Your objective
Look through the material and copy each line holding "parents".

Data supplied
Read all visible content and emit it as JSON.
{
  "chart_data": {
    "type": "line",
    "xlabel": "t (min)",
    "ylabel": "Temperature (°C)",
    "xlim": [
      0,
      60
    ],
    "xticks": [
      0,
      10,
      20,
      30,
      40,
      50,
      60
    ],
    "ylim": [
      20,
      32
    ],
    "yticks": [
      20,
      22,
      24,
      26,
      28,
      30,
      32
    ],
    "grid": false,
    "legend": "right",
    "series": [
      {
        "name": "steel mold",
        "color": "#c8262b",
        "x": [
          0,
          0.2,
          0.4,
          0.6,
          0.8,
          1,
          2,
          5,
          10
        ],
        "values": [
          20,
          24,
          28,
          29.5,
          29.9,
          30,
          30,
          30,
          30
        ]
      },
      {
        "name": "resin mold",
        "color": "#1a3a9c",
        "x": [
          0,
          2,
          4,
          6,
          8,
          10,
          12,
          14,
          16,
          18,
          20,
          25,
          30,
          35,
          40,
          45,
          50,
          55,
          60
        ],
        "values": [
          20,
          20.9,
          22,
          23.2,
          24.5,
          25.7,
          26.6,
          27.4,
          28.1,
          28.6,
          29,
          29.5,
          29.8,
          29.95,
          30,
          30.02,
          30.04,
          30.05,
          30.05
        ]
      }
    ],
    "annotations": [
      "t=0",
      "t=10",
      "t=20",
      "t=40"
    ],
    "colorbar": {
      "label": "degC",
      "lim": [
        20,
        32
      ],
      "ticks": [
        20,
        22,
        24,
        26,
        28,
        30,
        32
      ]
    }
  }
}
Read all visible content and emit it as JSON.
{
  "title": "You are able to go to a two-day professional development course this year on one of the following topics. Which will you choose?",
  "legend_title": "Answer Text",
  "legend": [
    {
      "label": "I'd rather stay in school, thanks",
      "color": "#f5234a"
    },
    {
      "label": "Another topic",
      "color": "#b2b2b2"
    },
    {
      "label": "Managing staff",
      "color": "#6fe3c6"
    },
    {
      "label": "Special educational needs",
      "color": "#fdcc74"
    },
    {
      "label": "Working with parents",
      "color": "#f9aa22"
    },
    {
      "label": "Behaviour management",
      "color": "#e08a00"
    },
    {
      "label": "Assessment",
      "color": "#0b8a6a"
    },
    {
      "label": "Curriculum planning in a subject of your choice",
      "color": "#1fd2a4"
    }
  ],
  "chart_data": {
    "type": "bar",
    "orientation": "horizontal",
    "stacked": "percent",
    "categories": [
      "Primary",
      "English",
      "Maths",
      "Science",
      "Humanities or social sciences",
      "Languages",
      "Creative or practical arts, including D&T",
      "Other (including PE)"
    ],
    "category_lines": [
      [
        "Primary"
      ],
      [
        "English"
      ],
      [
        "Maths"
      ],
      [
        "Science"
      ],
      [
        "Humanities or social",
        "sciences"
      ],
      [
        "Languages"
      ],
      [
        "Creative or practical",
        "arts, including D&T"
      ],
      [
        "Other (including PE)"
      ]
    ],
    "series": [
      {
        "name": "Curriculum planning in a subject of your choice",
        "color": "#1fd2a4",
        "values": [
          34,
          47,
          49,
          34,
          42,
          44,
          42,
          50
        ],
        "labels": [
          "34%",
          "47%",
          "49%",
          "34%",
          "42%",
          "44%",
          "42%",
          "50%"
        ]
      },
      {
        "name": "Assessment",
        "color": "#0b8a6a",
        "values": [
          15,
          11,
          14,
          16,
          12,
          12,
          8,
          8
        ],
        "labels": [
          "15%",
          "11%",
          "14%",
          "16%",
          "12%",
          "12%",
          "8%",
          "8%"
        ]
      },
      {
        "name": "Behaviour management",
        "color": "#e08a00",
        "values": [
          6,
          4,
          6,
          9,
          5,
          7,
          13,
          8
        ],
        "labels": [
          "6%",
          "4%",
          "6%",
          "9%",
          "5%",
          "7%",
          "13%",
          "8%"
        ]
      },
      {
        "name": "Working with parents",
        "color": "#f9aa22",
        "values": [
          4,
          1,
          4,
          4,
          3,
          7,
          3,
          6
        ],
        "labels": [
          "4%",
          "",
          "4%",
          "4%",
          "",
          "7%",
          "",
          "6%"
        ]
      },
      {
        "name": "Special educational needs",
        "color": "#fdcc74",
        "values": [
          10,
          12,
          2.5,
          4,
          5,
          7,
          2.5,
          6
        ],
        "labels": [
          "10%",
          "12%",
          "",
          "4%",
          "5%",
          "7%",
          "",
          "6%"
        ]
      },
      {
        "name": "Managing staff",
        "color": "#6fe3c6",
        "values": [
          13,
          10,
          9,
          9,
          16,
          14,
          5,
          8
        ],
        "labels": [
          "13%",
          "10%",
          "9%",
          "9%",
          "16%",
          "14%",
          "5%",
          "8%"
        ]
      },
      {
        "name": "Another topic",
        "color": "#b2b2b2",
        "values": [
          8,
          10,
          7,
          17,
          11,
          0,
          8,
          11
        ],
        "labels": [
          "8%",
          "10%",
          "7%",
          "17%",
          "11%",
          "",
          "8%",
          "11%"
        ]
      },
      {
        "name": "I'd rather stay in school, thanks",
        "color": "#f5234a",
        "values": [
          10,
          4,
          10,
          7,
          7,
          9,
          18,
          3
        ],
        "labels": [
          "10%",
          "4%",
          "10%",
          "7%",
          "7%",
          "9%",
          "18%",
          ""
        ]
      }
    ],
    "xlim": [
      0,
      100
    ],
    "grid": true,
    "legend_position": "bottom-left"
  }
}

Finished exercise
      "label": "Working with parents",
        "name": "Working with parents",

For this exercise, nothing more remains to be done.